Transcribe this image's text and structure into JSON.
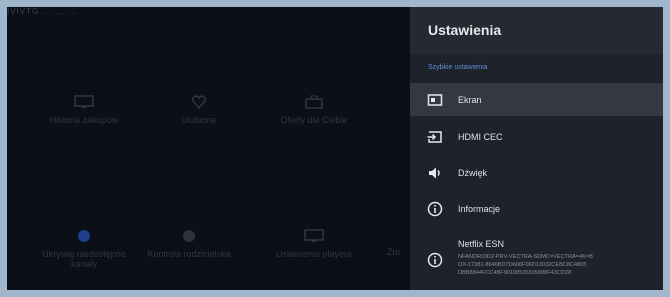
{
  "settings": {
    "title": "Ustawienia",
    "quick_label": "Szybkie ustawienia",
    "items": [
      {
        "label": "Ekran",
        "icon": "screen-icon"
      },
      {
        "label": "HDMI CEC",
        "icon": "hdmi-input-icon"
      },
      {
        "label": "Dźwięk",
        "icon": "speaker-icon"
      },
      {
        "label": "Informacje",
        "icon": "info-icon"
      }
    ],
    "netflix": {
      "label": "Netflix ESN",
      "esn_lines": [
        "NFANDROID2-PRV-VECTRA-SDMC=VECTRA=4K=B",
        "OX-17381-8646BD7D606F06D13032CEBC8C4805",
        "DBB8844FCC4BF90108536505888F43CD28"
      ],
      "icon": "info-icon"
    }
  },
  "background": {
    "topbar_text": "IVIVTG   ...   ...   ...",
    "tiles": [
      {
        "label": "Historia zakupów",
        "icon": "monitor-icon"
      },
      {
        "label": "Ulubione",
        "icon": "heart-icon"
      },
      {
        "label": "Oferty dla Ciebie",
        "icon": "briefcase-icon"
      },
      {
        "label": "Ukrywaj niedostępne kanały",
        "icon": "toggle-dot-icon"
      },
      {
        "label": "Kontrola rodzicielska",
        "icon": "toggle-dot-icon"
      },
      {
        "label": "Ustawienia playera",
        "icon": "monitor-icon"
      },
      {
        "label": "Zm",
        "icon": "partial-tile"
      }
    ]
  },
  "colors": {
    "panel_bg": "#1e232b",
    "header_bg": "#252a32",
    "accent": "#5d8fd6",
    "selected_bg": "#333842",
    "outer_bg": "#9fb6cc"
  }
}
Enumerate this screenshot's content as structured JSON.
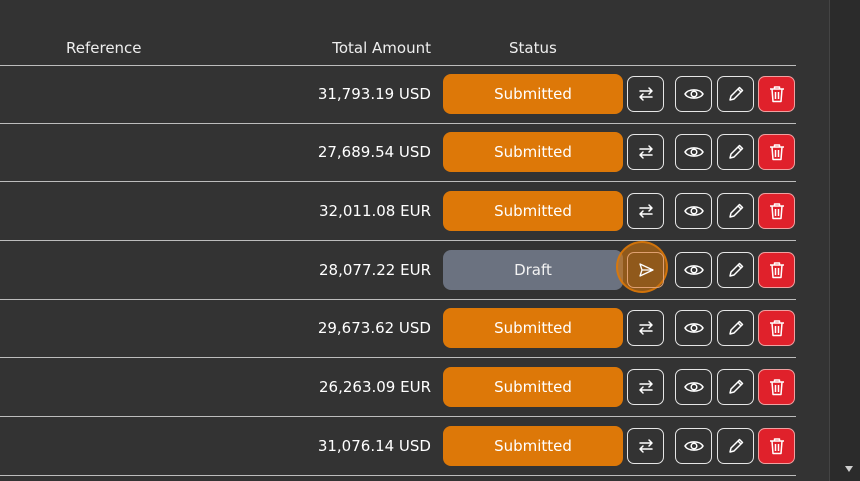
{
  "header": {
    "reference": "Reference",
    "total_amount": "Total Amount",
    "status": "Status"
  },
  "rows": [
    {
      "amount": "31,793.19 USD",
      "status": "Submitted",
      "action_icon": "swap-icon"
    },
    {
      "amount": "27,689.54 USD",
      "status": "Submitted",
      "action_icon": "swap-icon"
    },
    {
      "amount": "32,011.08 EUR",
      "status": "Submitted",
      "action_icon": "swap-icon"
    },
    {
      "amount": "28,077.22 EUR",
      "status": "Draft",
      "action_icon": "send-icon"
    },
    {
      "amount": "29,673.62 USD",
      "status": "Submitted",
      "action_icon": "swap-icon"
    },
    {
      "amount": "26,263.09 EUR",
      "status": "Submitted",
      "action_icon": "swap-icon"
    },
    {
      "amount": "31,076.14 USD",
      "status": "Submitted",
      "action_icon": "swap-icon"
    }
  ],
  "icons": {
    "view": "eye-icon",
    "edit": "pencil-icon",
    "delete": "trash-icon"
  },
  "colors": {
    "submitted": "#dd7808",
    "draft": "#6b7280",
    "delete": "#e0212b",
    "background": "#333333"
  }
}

++++++++++++++++++++

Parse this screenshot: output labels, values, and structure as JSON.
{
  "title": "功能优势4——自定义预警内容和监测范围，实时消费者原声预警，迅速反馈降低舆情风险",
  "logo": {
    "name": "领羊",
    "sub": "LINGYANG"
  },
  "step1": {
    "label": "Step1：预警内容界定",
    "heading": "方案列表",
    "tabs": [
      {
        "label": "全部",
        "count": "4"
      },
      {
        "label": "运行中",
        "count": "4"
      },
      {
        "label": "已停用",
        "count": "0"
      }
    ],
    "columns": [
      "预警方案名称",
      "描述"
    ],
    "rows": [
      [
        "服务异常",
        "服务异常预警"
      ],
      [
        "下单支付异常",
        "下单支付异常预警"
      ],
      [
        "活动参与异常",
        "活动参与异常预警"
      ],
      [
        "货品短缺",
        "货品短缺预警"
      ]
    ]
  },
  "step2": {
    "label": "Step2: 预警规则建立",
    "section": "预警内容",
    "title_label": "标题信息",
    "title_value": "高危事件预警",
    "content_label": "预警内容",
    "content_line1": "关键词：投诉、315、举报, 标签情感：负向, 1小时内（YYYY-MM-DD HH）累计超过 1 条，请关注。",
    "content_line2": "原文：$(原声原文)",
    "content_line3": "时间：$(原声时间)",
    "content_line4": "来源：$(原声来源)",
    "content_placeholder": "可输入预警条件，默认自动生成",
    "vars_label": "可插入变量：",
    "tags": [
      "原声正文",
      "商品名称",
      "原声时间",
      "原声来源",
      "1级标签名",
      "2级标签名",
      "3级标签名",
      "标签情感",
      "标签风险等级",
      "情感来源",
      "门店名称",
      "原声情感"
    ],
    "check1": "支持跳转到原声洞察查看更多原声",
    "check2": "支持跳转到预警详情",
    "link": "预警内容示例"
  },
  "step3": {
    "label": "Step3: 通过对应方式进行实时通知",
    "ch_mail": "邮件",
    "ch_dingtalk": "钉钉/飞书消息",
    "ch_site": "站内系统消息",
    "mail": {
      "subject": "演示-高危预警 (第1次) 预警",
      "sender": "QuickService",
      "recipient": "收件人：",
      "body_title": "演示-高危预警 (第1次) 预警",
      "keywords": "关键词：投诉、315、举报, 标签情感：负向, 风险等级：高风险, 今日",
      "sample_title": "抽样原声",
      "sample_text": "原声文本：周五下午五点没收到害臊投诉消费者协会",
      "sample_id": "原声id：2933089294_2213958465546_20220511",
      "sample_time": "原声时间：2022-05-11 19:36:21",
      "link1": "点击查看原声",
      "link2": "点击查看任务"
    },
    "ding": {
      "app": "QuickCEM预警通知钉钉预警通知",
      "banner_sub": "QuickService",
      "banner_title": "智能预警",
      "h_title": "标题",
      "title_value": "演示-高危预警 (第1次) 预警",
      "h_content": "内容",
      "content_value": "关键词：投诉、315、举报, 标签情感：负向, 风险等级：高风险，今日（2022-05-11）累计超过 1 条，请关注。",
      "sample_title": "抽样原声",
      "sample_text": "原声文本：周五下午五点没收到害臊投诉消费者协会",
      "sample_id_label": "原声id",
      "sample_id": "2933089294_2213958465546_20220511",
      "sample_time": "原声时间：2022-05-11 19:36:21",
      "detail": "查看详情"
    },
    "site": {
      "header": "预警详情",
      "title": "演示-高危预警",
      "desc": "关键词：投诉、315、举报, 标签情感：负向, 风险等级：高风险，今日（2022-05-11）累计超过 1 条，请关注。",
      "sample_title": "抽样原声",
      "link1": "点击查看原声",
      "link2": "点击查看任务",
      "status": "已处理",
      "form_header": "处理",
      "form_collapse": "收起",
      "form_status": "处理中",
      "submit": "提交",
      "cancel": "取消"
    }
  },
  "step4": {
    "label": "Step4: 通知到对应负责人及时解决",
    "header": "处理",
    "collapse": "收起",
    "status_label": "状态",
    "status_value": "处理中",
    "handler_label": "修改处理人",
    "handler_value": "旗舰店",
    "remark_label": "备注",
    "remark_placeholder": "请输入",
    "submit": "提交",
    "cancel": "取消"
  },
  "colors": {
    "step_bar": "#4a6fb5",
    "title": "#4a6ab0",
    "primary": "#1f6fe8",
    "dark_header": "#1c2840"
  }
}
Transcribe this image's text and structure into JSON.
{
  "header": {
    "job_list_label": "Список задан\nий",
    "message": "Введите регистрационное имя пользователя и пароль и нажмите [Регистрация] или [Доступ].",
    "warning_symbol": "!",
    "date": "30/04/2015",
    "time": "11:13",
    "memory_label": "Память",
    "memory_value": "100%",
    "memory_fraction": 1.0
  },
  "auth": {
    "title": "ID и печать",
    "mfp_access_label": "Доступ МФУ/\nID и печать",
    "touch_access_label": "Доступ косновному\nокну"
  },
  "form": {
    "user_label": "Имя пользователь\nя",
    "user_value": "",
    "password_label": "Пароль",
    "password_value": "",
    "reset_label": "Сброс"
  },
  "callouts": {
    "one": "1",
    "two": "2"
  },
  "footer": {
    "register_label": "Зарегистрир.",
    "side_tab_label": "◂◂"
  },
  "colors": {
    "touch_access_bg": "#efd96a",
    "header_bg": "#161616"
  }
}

++++++++++++++++++++

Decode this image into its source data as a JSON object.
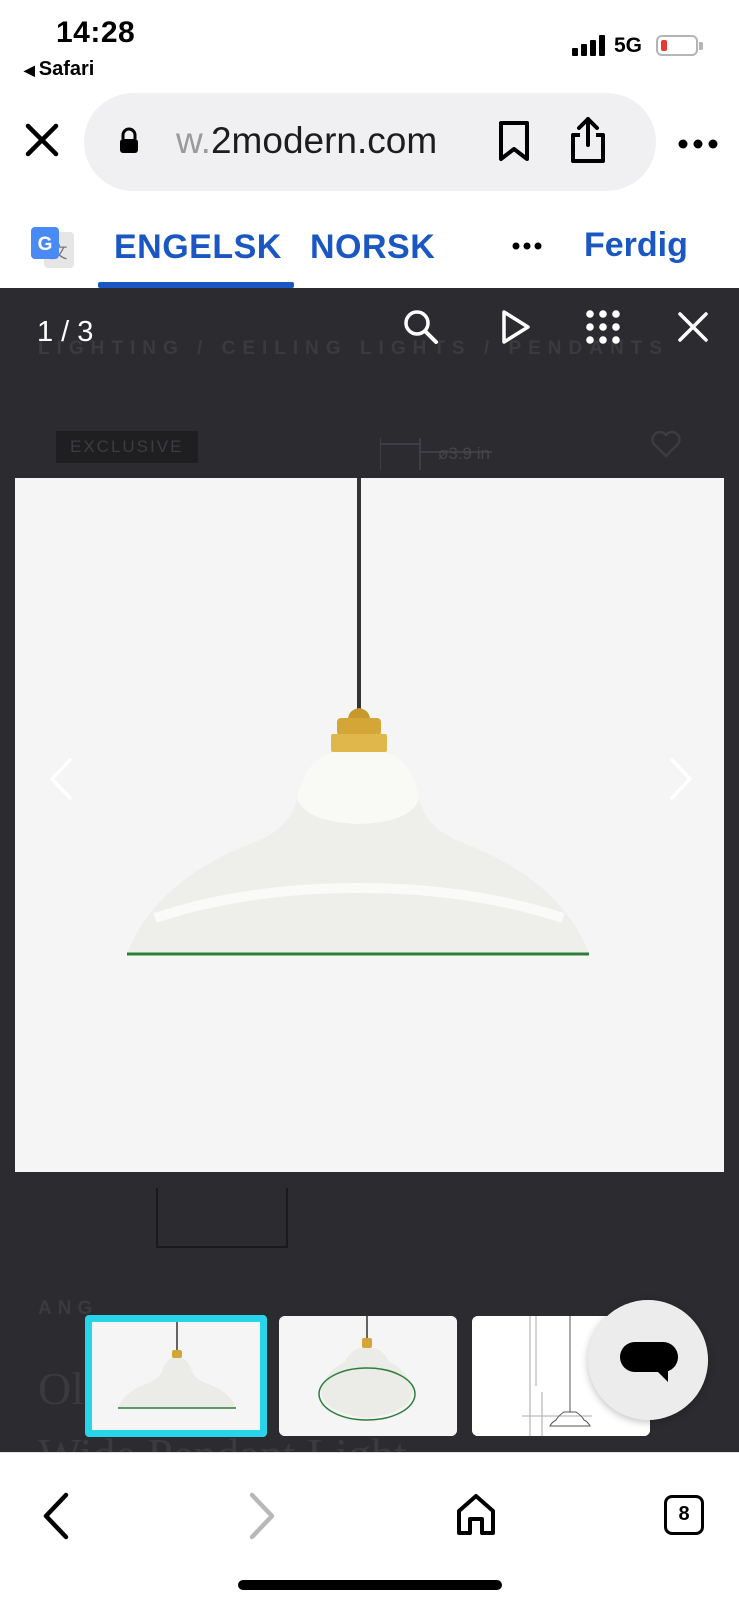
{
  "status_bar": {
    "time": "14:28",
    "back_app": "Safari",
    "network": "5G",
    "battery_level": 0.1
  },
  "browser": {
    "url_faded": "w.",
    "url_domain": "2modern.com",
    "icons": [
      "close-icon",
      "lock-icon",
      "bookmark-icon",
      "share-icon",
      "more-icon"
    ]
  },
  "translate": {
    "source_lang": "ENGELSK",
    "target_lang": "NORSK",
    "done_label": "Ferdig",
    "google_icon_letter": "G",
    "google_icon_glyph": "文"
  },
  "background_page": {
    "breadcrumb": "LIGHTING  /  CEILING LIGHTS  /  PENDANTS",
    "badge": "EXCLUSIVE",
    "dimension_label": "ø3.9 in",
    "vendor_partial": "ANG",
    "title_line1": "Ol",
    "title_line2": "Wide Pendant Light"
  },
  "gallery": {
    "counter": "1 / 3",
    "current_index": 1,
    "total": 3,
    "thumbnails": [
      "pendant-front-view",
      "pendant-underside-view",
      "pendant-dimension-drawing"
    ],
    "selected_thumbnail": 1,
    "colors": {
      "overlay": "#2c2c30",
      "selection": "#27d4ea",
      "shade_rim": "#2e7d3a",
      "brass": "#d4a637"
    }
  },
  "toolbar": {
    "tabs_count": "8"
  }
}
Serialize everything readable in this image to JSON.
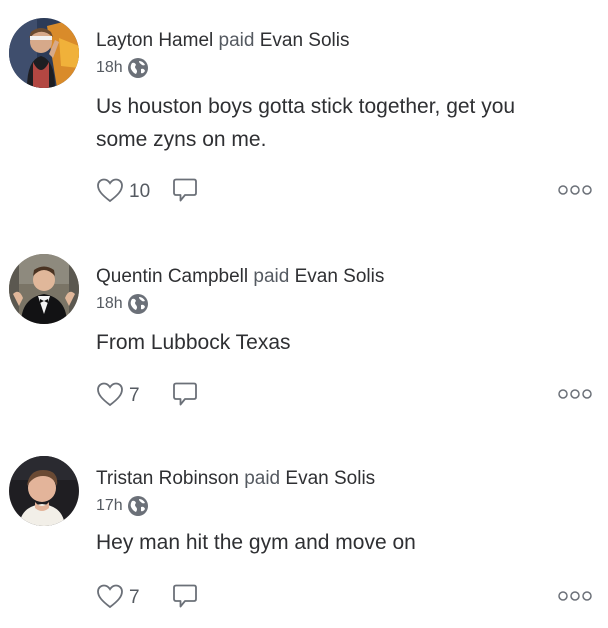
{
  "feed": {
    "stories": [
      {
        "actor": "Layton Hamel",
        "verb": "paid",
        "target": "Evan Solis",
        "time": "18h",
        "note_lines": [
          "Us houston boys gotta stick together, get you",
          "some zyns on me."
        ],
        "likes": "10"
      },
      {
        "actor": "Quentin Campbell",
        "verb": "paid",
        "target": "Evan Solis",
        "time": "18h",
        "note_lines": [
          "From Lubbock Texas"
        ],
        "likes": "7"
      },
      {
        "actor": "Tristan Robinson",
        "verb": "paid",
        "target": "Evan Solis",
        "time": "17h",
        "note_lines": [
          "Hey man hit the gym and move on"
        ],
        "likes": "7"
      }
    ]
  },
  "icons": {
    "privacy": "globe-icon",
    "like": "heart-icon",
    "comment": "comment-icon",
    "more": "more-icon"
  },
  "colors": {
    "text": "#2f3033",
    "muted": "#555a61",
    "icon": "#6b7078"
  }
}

++++++++++++++++++++

* TO DO *
Among the entries above, how many lines hold the string "actor"? Give the number by itself.

* WORKED ANSWER *
3